* **Work required**
Write the entries below out again exactly; any picture in them stays out.

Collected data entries
== == ==
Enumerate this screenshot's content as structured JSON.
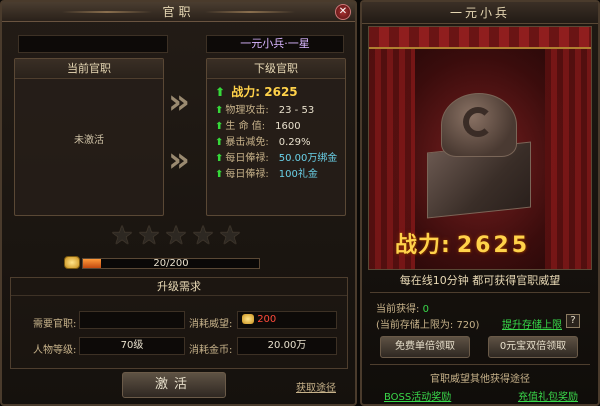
{
  "left": {
    "title": "官职",
    "close_glyph": "✕",
    "current_name": "",
    "next_name": "一元小兵·一星",
    "current": {
      "header": "当前官职",
      "status": "未激活"
    },
    "next": {
      "header": "下级官职",
      "power_label": "战力:",
      "power_value": "2625",
      "stats": [
        {
          "label": "物理攻击:",
          "value": "23 - 53",
          "color": "normal"
        },
        {
          "label": "生 命 值:",
          "value": "1600",
          "color": "normal"
        },
        {
          "label": "暴击减免:",
          "value": "0.29%",
          "color": "normal"
        },
        {
          "label": "每日俸禄:",
          "value": "50.00万绑金",
          "color": "blue"
        },
        {
          "label": "每日俸禄:",
          "value": "100礼金",
          "color": "blue"
        }
      ]
    },
    "stars": {
      "filled": 0,
      "total": 5
    },
    "progress": {
      "text": "20/200",
      "current": 20,
      "max": 200
    },
    "requirements": {
      "header": "升级需求",
      "rows": [
        {
          "left_label": "需要官职:",
          "left_value": "",
          "right_label": "消耗威望:",
          "right_value": "200"
        },
        {
          "left_label": "人物等级:",
          "left_value": "70级",
          "right_label": "消耗金币:",
          "right_value": "20.00万"
        }
      ]
    },
    "activate_button": "激活",
    "get_path_link": "获取途径"
  },
  "right": {
    "title": "一元小兵",
    "power_label": "战力:",
    "power_value": "2625",
    "info": "每在线10分钟 都可获得官职威望",
    "current_gain_label": "当前获得:",
    "current_gain_value": "0",
    "limit_text": "(当前存储上限为: 720)",
    "raise_limit_link": "提升存储上限",
    "help_glyph": "?",
    "free_claim_button": "免费单倍领取",
    "paid_claim_button": "0元宝双倍领取",
    "other_ways_header": "官职威望其他获得途径",
    "boss_link": "BOSS活动奖励",
    "recharge_link": "充值礼包奖励"
  },
  "colors": {
    "accent_gold": "#ffd24a",
    "stat_green": "#36d93a",
    "link_green": "#39d94a",
    "next_name_purple": "#d9b6ff",
    "prestige_red": "#ff4a3a",
    "progress_orange": "#ff9a3a"
  },
  "icons": [
    "close-icon",
    "arrow-up-icon",
    "double-chevron-right-icon",
    "star-icon",
    "gold-ingot-icon",
    "seal-icon",
    "help-icon"
  ]
}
== == ==
* **Exercise output**
Enumerate this screenshot's content as structured JSON.
{
  "left": {
    "title": "官职",
    "close_glyph": "✕",
    "current_name": "",
    "next_name": "一元小兵·一星",
    "current": {
      "header": "当前官职",
      "status": "未激活"
    },
    "next": {
      "header": "下级官职",
      "power_label": "战力:",
      "power_value": "2625",
      "stats": [
        {
          "label": "物理攻击:",
          "value": "23 - 53",
          "color": "normal"
        },
        {
          "label": "生 命 值:",
          "value": "1600",
          "color": "normal"
        },
        {
          "label": "暴击减免:",
          "value": "0.29%",
          "color": "normal"
        },
        {
          "label": "每日俸禄:",
          "value": "50.00万绑金",
          "color": "blue"
        },
        {
          "label": "每日俸禄:",
          "value": "100礼金",
          "color": "blue"
        }
      ]
    },
    "stars": {
      "filled": 0,
      "total": 5
    },
    "progress": {
      "text": "20/200",
      "current": 20,
      "max": 200
    },
    "requirements": {
      "header": "升级需求",
      "rows": [
        {
          "left_label": "需要官职:",
          "left_value": "",
          "right_label": "消耗威望:",
          "right_value": "200"
        },
        {
          "left_label": "人物等级:",
          "left_value": "70级",
          "right_label": "消耗金币:",
          "right_value": "20.00万"
        }
      ]
    },
    "activate_button": "激活",
    "get_path_link": "获取途径"
  },
  "right": {
    "title": "一元小兵",
    "power_label": "战力:",
    "power_value": "2625",
    "info": "每在线10分钟 都可获得官职威望",
    "current_gain_label": "当前获得:",
    "current_gain_value": "0",
    "limit_text": "(当前存储上限为: 720)",
    "raise_limit_link": "提升存储上限",
    "help_glyph": "?",
    "free_claim_button": "免费单倍领取",
    "paid_claim_button": "0元宝双倍领取",
    "other_ways_header": "官职威望其他获得途径",
    "boss_link": "BOSS活动奖励",
    "recharge_link": "充值礼包奖励"
  },
  "colors": {
    "accent_gold": "#ffd24a",
    "stat_green": "#36d93a",
    "link_green": "#39d94a",
    "next_name_purple": "#d9b6ff",
    "prestige_red": "#ff4a3a",
    "progress_orange": "#ff9a3a"
  },
  "icons": [
    "close-icon",
    "arrow-up-icon",
    "double-chevron-right-icon",
    "star-icon",
    "gold-ingot-icon",
    "seal-icon",
    "help-icon"
  ]
}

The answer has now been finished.